JOB:
Please write the listing below out again exactly, leaving every picture behind.

== DATASET RECORDS

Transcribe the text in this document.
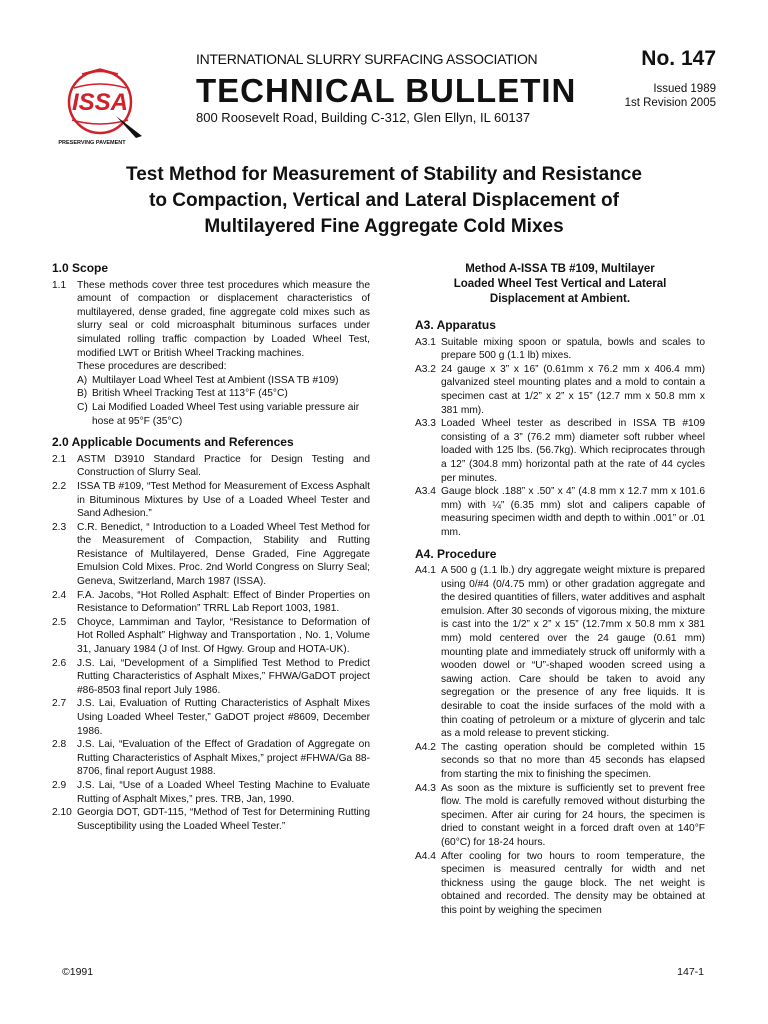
ISSA
PRESERVING PAVEMENT
INTERNATIONAL SLURRY SURFACING ASSOCIATION
TECHNICAL BULLETIN
800 Roosevelt Road, Building C-312, Glen Ellyn, IL 60137
No. 147
Issued 1989
1st Revision 2005
Test Method for Measurement of Stability and Resistance
to Compaction, Vertical and Lateral Displacement of
Multilayered Fine Aggregate Cold Mixes
1.0 Scope
1.1	These methods cover three test procedures which measure the amount of compaction or displacement characteristics of multilayered, dense graded, fine aggregate cold mixes such as slurry seal or cold microasphalt bituminous surfaces under simulated rolling traffic compaction by Loaded Wheel Test, modified LWT or British Wheel Tracking machines.
These procedures are described:
A) Multilayer Load Wheel Test at Ambient (ISSA TB #109)
B) British Wheel Tracking Test at 113°F (45°C)
C) Lai Modified Loaded Wheel Test using variable pressure air hose at 95°F (35°C)
2.0 Applicable Documents and References
2.1	ASTM D3910 Standard Practice for Design Testing and Construction of Slurry Seal.
2.2	ISSA TB #109, “Test Method for Measurement of Excess Asphalt in Bituminous Mixtures by Use of a Loaded Wheel Tester and Sand Adhesion.”
2.3	C.R. Benedict, “ Introduction to a Loaded Wheel Test Method for the Measurement of Compaction, Stability and Rutting Resistance of Multilayered, Dense Graded, Fine Aggregate Emulsion Cold Mixes. Proc. 2nd World Congress on Slurry Seal; Geneva, Switzerland, March 1987 (ISSA).
2.4	F.A. Jacobs, “Hot Rolled Asphalt: Effect of Binder Properties on Resistance to Deformation” TRRL Lab Report 1003, 1981.
2.5	Choyce, Lammiman and Taylor, “Resistance to Deformation of Hot Rolled Asphalt” Highway and Transportation , No. 1, Volume 31, January 1984 (J of Inst. Of Hgwy. Group and HOTA-UK).
2.6	J.S. Lai, “Development of a Simplified Test Method to Predict Rutting Characteristics of Asphalt Mixes,” FHWA/GaDOT project #86-8503 final report July 1986.
2.7	J.S. Lai, Evaluation of Rutting Characteristics of Asphalt Mixes Using Loaded Wheel Tester,” GaDOT project #8609, December 1986.
2.8	J.S. Lai, “Evaluation of the Effect of Gradation of Aggregate on Rutting Characteristics of Asphalt Mixes,” project #FHWA/Ga 88-8706, final report August 1988.
2.9	J.S. Lai, “Use of a Loaded Wheel Testing Machine to Evaluate Rutting of Asphalt Mixes,” pres. TRB, Jan, 1990.
2.10 Georgia DOT, GDT-115, “Method of Test for Determining Rutting Susceptibility using the Loaded Wheel Tester.”
Method A-ISSA TB #109, Multilayer
Loaded Wheel Test Vertical and Lateral
Displacement at Ambient.
A3. Apparatus
A3.1 Suitable mixing spoon or spatula, bowls and scales to prepare 500 g (1.1 lb) mixes.
A3.2 24 gauge x 3” x 16” (0.61mm x 76.2 mm x 406.4 mm) galvanized steel mounting plates and a mold to contain a specimen cast at 1/2” x 2” x 15” (12.7 mm x 50.8 mm x 381 mm).
A3.3 Loaded Wheel tester as described in ISSA TB #109 consisting of a 3” (76.2 mm) diameter soft rubber wheel loaded with 125 lbs. (56.7kg). Which reciprocates through a 12” (304.8 mm) horizontal path at the rate of 44 cycles per minutes.
A3.4 Gauge block .188” x .50” x 4” (4.8 mm x 12.7 mm x 101.6 mm) with ¼” (6.35 mm) slot and calipers capable of measuring specimen width and depth to within .001” or .01 mm.
A4. Procedure
A4.1 A 500 g (1.1 lb.) dry aggregate weight mixture is prepared using 0/#4 (0/4.75 mm) or other gradation aggregate and the desired quantities of fillers, water additives and asphalt emulsion. After 30 seconds of vigorous mixing, the mixture is cast into the 1/2” x 2” x 15” (12.7mm x 50.8 mm x 381 mm) mold centered over the 24 gauge (0.61 mm) mounting plate and immediately struck off uniformly with a wooden dowel or “U”-shaped wooden screed using a sawing action. Care should be taken to avoid any segregation or the presence of any free liquids. It is desirable to coat the inside surfaces of the mold with a thin coating of petroleum or a mixture of glycerin and talc as a mold release to prevent sticking.
A4.2 The casting operation should be completed within 15 seconds so that no more than 45 seconds has elapsed from starting the mix to finishing the specimen.
A4.3 As soon as the mixture is sufficiently set to prevent free flow. The mold is carefully removed without disturbing the specimen. After air curing for 24 hours, the specimen is dried to constant weight in a forced draft oven at 140°F (60°C) for 18-24 hours.
A4.4 After cooling for two hours to room temperature, the specimen is measured centrally for width and net thickness using the gauge block. The net weight is obtained and recorded. The density may be obtained at this point by weighing the specimen
©1991	147-1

====

FULL ANSWER:
Transcribe the text in this document.
ISSA
PRESERVING PAVEMENT
INTERNATIONAL SLURRY SURFACING ASSOCIATION
TECHNICAL BULLETIN
800 Roosevelt Road, Building C-312, Glen Ellyn, IL 60137
No. 147
Issued 1989
1st Revision 2005
Test Method for Measurement of Stability and Resistance
to Compaction, Vertical and Lateral Displacement of
Multilayered Fine Aggregate Cold Mixes
1.0 Scope
1.1	These methods cover three test procedures which measure the amount of compaction or displacement characteristics of multilayered, dense graded, fine aggregate cold mixes such as slurry seal or cold microasphalt bituminous surfaces under simulated rolling traffic compaction by Loaded Wheel Test, modified LWT or British Wheel Tracking machines.
These procedures are described:
A) Multilayer Load Wheel Test at Ambient (ISSA TB #109)
B) British Wheel Tracking Test at 113°F (45°C)
C) Lai Modified Loaded Wheel Test using variable pressure air hose at 95°F (35°C)
2.0 Applicable Documents and References
2.1	ASTM D3910 Standard Practice for Design Testing and Construction of Slurry Seal.
2.2	ISSA TB #109, “Test Method for Measurement of Excess Asphalt in Bituminous Mixtures by Use of a Loaded Wheel Tester and Sand Adhesion.”
2.3	C.R. Benedict, “ Introduction to a Loaded Wheel Test Method for the Measurement of Compaction, Stability and Rutting Resistance of Multilayered, Dense Graded, Fine Aggregate Emulsion Cold Mixes. Proc. 2nd World Congress on Slurry Seal; Geneva, Switzerland, March 1987 (ISSA).
2.4	F.A. Jacobs, “Hot Rolled Asphalt: Effect of Binder Properties on Resistance to Deformation” TRRL Lab Report 1003, 1981.
2.5	Choyce, Lammiman and Taylor, “Resistance to Deformation of Hot Rolled Asphalt” Highway and Transportation , No. 1, Volume 31, January 1984 (J of Inst. Of Hgwy. Group and HOTA-UK).
2.6	J.S. Lai, “Development of a Simplified Test Method to Predict Rutting Characteristics of Asphalt Mixes,” FHWA/GaDOT project #86-8503 final report July 1986.
2.7	J.S. Lai, Evaluation of Rutting Characteristics of Asphalt Mixes Using Loaded Wheel Tester,” GaDOT project #8609, December 1986.
2.8	J.S. Lai, “Evaluation of the Effect of Gradation of Aggregate on Rutting Characteristics of Asphalt Mixes,” project #FHWA/Ga 88-8706, final report August 1988.
2.9	J.S. Lai, “Use of a Loaded Wheel Testing Machine to Evaluate Rutting of Asphalt Mixes,” pres. TRB, Jan, 1990.
2.10 Georgia DOT, GDT-115, “Method of Test for Determining Rutting Susceptibility using the Loaded Wheel Tester.”
Method A-ISSA TB #109, Multilayer
Loaded Wheel Test Vertical and Lateral
Displacement at Ambient.
A3. Apparatus
A3.1 Suitable mixing spoon or spatula, bowls and scales to prepare 500 g (1.1 lb) mixes.
A3.2 24 gauge x 3” x 16” (0.61mm x 76.2 mm x 406.4 mm) galvanized steel mounting plates and a mold to contain a specimen cast at 1/2” x 2” x 15” (12.7 mm x 50.8 mm x 381 mm).
A3.3 Loaded Wheel tester as described in ISSA TB #109 consisting of a 3” (76.2 mm) diameter soft rubber wheel loaded with 125 lbs. (56.7kg). Which reciprocates through a 12” (304.8 mm) horizontal path at the rate of 44 cycles per minutes.
A3.4 Gauge block .188” x .50” x 4” (4.8 mm x 12.7 mm x 101.6 mm) with ¼” (6.35 mm) slot and calipers capable of measuring specimen width and depth to within .001” or .01 mm.
A4. Procedure
A4.1 A 500 g (1.1 lb.) dry aggregate weight mixture is prepared using 0/#4 (0/4.75 mm) or other gradation aggregate and the desired quantities of fillers, water additives and asphalt emulsion. After 30 seconds of vigorous mixing, the mixture is cast into the 1/2” x 2” x 15” (12.7mm x 50.8 mm x 381 mm) mold centered over the 24 gauge (0.61 mm) mounting plate and immediately struck off uniformly with a wooden dowel or “U”-shaped wooden screed using a sawing action. Care should be taken to avoid any segregation or the presence of any free liquids. It is desirable to coat the inside surfaces of the mold with a thin coating of petroleum or a mixture of glycerin and talc as a mold release to prevent sticking.
A4.2 The casting operation should be completed within 15 seconds so that no more than 45 seconds has elapsed from starting the mix to finishing the specimen.
A4.3 As soon as the mixture is sufficiently set to prevent free flow. The mold is carefully removed without disturbing the specimen. After air curing for 24 hours, the specimen is dried to constant weight in a forced draft oven at 140°F (60°C) for 18-24 hours.
A4.4 After cooling for two hours to room temperature, the specimen is measured centrally for width and net thickness using the gauge block. The net weight is obtained and recorded. The density may be obtained at this point by weighing the specimen
©1991	147-1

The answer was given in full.